WORK TO DO | Look through the data below and return each line where "Standard" appears.

DATA SUPPLIED |
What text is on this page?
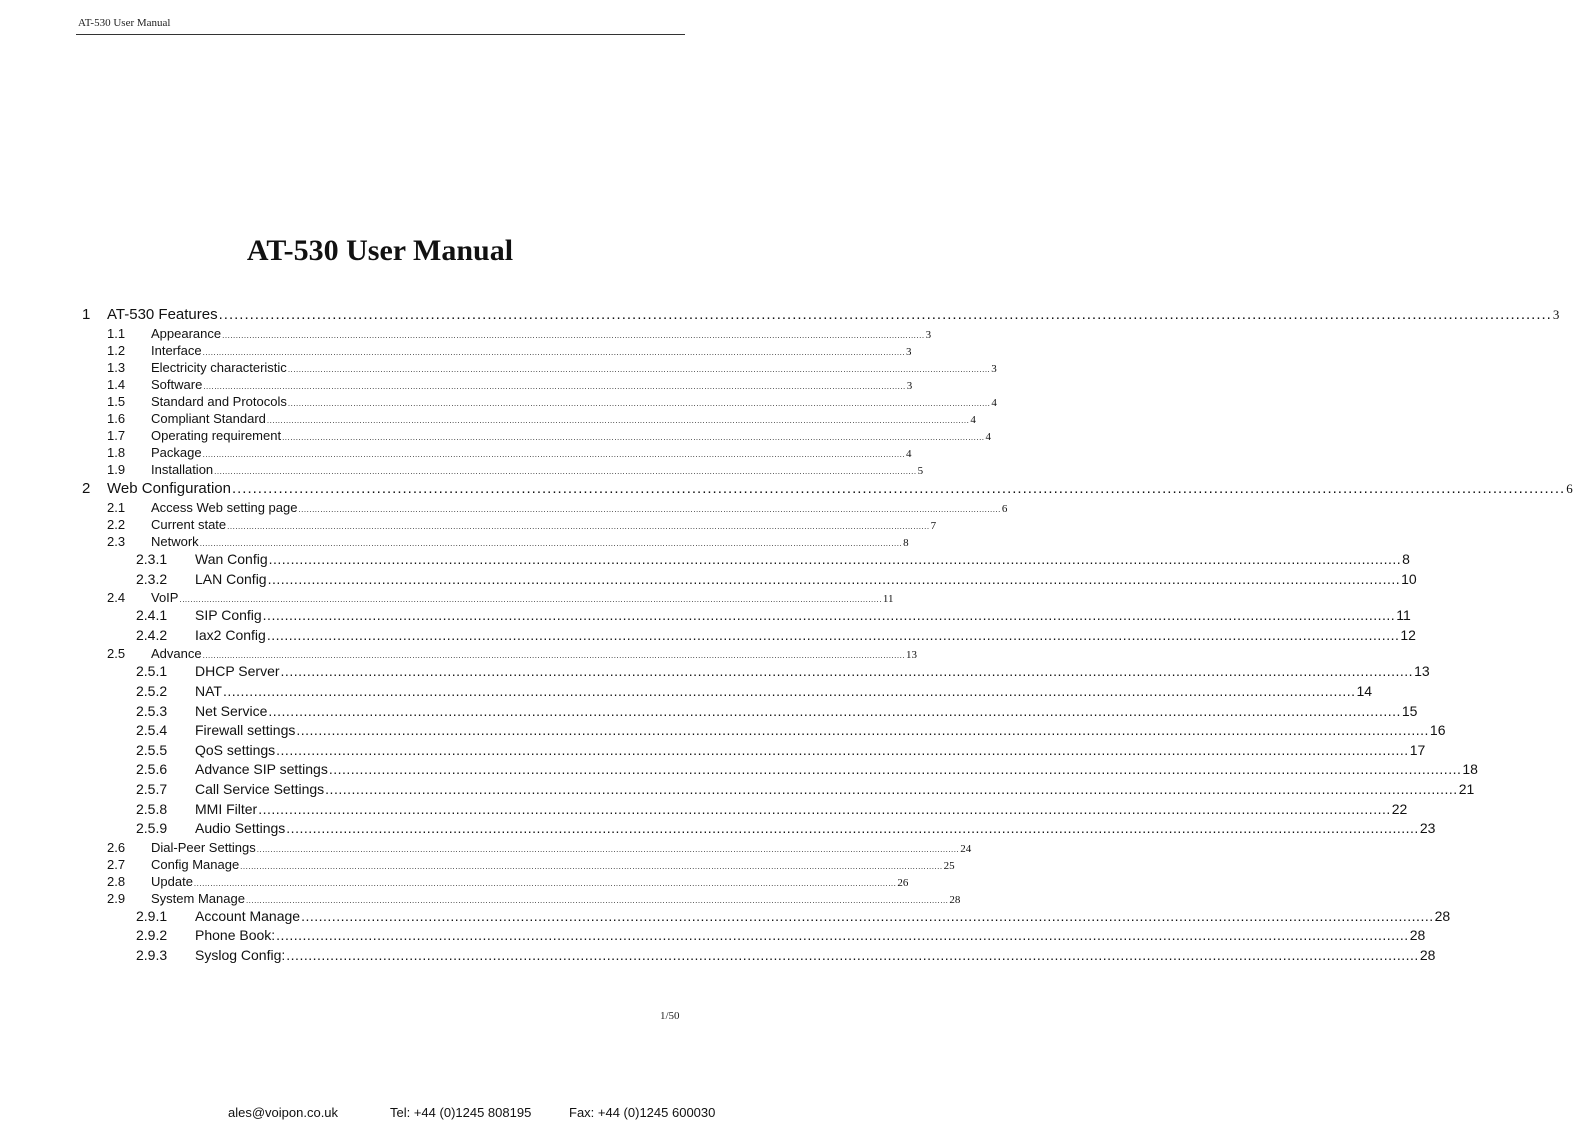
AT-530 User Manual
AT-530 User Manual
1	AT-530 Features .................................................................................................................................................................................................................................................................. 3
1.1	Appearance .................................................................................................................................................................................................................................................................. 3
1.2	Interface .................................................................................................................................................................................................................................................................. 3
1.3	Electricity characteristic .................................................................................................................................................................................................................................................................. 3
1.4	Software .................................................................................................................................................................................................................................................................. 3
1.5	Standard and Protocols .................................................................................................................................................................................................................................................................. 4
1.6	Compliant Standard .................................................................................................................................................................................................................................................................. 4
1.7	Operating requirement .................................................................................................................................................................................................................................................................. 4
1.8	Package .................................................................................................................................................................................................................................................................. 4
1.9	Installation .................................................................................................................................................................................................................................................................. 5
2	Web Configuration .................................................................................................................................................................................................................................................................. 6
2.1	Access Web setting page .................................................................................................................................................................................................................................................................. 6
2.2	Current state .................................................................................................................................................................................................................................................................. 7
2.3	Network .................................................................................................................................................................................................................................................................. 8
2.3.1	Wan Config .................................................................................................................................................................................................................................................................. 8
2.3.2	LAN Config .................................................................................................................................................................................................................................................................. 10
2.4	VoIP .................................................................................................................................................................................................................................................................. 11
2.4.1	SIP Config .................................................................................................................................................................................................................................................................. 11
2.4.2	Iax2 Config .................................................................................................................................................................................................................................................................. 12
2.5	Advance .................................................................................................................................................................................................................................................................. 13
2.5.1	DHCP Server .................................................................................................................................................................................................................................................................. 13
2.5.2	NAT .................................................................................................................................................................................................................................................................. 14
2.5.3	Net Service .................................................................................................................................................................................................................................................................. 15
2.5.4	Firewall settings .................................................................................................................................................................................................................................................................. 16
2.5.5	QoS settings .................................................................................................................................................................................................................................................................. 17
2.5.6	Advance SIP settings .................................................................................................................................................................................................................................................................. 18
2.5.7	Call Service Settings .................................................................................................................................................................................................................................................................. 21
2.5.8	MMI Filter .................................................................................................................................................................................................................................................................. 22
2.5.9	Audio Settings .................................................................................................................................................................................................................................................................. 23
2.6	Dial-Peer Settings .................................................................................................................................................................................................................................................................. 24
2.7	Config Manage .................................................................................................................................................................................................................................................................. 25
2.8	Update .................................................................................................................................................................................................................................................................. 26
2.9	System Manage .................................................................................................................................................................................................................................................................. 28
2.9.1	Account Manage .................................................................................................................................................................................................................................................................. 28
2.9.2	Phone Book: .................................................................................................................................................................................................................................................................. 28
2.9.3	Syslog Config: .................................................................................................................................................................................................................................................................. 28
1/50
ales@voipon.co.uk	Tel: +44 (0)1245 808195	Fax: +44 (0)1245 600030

* * *

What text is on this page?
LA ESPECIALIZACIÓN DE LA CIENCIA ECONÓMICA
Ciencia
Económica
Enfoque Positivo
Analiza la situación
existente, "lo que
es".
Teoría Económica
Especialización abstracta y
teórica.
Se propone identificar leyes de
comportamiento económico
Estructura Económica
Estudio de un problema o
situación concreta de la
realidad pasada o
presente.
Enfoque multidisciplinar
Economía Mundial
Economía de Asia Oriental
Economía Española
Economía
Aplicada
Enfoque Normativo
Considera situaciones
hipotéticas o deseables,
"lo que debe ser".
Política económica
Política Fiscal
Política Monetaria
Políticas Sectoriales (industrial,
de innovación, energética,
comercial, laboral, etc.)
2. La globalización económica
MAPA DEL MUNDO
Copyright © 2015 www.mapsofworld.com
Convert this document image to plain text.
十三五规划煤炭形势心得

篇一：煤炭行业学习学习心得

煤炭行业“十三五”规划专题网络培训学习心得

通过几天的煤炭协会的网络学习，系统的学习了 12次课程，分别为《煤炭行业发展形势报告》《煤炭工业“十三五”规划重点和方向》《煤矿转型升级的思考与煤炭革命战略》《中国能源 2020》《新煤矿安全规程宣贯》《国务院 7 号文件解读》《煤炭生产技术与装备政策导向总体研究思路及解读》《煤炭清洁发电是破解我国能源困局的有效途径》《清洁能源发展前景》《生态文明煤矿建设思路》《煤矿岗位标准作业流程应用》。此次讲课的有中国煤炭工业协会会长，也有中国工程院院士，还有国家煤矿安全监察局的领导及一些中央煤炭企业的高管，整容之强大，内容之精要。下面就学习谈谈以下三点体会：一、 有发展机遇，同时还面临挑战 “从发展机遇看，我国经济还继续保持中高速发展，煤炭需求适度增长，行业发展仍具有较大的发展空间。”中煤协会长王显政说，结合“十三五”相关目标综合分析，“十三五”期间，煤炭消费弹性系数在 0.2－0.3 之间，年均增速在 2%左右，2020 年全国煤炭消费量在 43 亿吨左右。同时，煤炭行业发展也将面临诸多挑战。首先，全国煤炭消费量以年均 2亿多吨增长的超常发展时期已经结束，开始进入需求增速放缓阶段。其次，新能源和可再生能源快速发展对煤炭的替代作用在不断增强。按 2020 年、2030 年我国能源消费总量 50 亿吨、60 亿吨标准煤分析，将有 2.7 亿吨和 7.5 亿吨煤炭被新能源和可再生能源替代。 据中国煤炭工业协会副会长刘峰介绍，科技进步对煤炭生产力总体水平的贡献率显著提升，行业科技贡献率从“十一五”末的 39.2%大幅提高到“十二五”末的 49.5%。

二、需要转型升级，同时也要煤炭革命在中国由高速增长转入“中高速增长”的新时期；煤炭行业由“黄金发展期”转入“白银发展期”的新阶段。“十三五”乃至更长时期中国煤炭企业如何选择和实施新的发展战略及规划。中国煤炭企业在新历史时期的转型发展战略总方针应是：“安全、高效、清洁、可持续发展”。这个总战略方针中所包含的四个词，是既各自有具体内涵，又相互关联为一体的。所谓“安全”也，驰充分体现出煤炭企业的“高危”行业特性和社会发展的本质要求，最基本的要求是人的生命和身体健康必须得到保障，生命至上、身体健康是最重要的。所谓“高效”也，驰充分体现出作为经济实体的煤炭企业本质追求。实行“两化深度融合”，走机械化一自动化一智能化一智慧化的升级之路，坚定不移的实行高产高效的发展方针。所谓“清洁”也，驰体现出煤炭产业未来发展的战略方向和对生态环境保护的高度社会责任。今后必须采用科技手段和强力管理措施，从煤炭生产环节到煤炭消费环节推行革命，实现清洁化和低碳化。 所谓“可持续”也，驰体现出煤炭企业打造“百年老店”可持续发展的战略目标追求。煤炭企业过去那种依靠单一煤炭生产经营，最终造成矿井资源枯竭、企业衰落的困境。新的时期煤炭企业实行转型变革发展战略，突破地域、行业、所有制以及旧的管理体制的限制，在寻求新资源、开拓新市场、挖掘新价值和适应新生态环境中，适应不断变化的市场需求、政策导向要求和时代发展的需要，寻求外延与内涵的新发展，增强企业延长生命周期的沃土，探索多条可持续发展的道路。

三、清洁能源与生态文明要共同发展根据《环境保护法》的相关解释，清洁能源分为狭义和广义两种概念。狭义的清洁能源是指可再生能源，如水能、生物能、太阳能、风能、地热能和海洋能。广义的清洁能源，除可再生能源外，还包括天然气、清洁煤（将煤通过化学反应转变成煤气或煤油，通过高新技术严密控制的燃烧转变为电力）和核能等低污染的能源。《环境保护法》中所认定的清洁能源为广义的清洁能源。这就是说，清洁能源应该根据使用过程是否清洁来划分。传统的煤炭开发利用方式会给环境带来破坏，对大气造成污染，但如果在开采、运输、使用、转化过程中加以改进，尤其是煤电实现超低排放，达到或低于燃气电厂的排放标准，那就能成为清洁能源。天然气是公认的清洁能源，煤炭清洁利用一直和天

THE SOLUTION |
1.5	Standard and Protocols .................................................................................................................................................................................................................................................................. 4
1.6	Compliant Standard .................................................................................................................................................................................................................................................................. 4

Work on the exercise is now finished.